| Task statement |
Without changing a character, return the entries, but not the images they hold.

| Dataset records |
──────────

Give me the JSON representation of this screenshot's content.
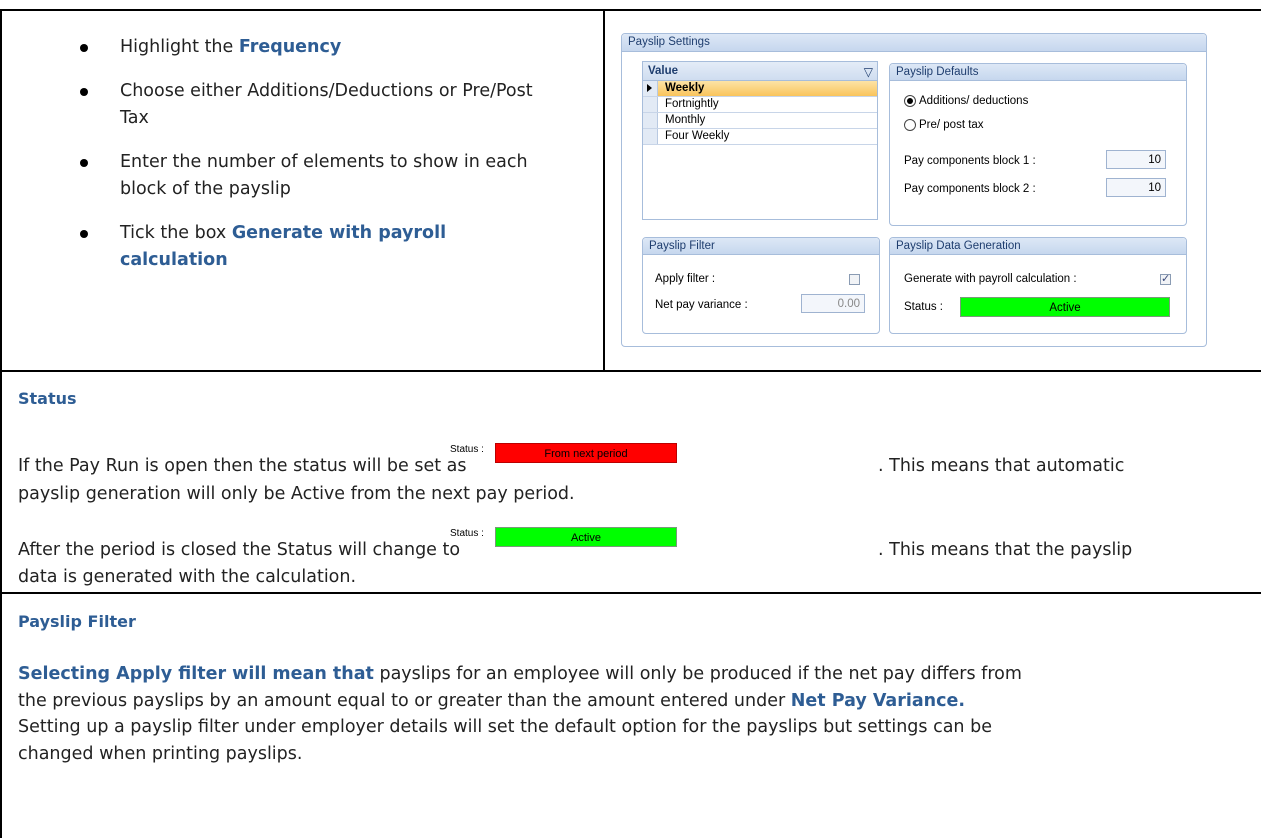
{
  "bullets": [
    {
      "plain": "Highlight the ",
      "bold": "Frequency"
    },
    {
      "plain": "Choose either Additions/Deductions or Pre/Post Tax",
      "bold": ""
    },
    {
      "plain": "Enter the number of elements to show in each block of the payslip",
      "bold": ""
    },
    {
      "plain": "Tick the box ",
      "bold": "Generate with payroll calculation"
    }
  ],
  "widget": {
    "title": "Payslip Settings",
    "grid": {
      "header": "Value",
      "rows": [
        "Weekly",
        "Fortnightly",
        "Monthly",
        "Four Weekly"
      ],
      "selected_index": 0
    },
    "defaults": {
      "title": "Payslip Defaults",
      "radio1": "Additions/ deductions",
      "radio2": "Pre/ post tax",
      "radio_selected": "Additions/ deductions",
      "block1_label": "Pay components block 1 :",
      "block1_value": "10",
      "block2_label": "Pay components block 2 :",
      "block2_value": "10"
    },
    "filter": {
      "title": "Payslip Filter",
      "apply_label": "Apply filter :",
      "apply_checked": false,
      "variance_label": "Net pay variance :",
      "variance_value": "0.00"
    },
    "generation": {
      "title": "Payslip Data Generation",
      "generate_label": "Generate with payroll calculation :",
      "generate_checked": true,
      "status_label": "Status :",
      "status_value": "Active",
      "status_color": "#00ff00"
    }
  },
  "status_section": {
    "heading": "Status",
    "p1_before": "If the Pay Run is open then the status will be set as",
    "p1_after": ". This means that automatic",
    "p1_line2": "payslip generation will only be Active from the next pay period.",
    "inline1_label": "Status :",
    "inline1_value": "From next period",
    "inline1_color": "#ff0000",
    "p2_before": "After the period is closed the Status will change to",
    "p2_after": ". This means that the payslip",
    "p2_line2": "data is generated with the calculation.",
    "inline2_label": "Status :",
    "inline2_value": "Active",
    "inline2_color": "#00ff00"
  },
  "filter_section": {
    "heading": "Payslip Filter",
    "line1_bold": "Selecting Apply filter will mean that",
    "line1_plain": " payslips for an employee will only be produced if the net pay differs from",
    "line2_plain": "the previous payslips by an amount equal to or greater than the amount entered under ",
    "line2_bold": "Net Pay Variance.",
    "line3": "Setting up a payslip filter under employer details will set the default option for the payslips but settings can be",
    "line4": "changed when printing payslips."
  }
}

──────────

| Completed exercise |
Give me the JSON representation of this screenshot's content.
{
  "bullets": [
    {
      "plain": "Highlight the ",
      "bold": "Frequency"
    },
    {
      "plain": "Choose either Additions/Deductions or Pre/Post Tax",
      "bold": ""
    },
    {
      "plain": "Enter the number of elements to show in each block of the payslip",
      "bold": ""
    },
    {
      "plain": "Tick the box ",
      "bold": "Generate with payroll calculation"
    }
  ],
  "widget": {
    "title": "Payslip Settings",
    "grid": {
      "header": "Value",
      "rows": [
        "Weekly",
        "Fortnightly",
        "Monthly",
        "Four Weekly"
      ],
      "selected_index": 0
    },
    "defaults": {
      "title": "Payslip Defaults",
      "radio1": "Additions/ deductions",
      "radio2": "Pre/ post tax",
      "radio_selected": "Additions/ deductions",
      "block1_label": "Pay components block 1 :",
      "block1_value": "10",
      "block2_label": "Pay components block 2 :",
      "block2_value": "10"
    },
    "filter": {
      "title": "Payslip Filter",
      "apply_label": "Apply filter :",
      "apply_checked": false,
      "variance_label": "Net pay variance :",
      "variance_value": "0.00"
    },
    "generation": {
      "title": "Payslip Data Generation",
      "generate_label": "Generate with payroll calculation :",
      "generate_checked": true,
      "status_label": "Status :",
      "status_value": "Active",
      "status_color": "#00ff00"
    }
  },
  "status_section": {
    "heading": "Status",
    "p1_before": "If the Pay Run is open then the status will be set as",
    "p1_after": ". This means that automatic",
    "p1_line2": "payslip generation will only be Active from the next pay period.",
    "inline1_label": "Status :",
    "inline1_value": "From next period",
    "inline1_color": "#ff0000",
    "p2_before": "After the period is closed the Status will change to",
    "p2_after": ". This means that the payslip",
    "p2_line2": "data is generated with the calculation.",
    "inline2_label": "Status :",
    "inline2_value": "Active",
    "inline2_color": "#00ff00"
  },
  "filter_section": {
    "heading": "Payslip Filter",
    "line1_bold": "Selecting Apply filter will mean that",
    "line1_plain": " payslips for an employee will only be produced if the net pay differs from",
    "line2_plain": "the previous payslips by an amount equal to or greater than the amount entered under ",
    "line2_bold": "Net Pay Variance.",
    "line3": "Setting up a payslip filter under employer details will set the default option for the payslips but settings can be",
    "line4": "changed when printing payslips."
  }
}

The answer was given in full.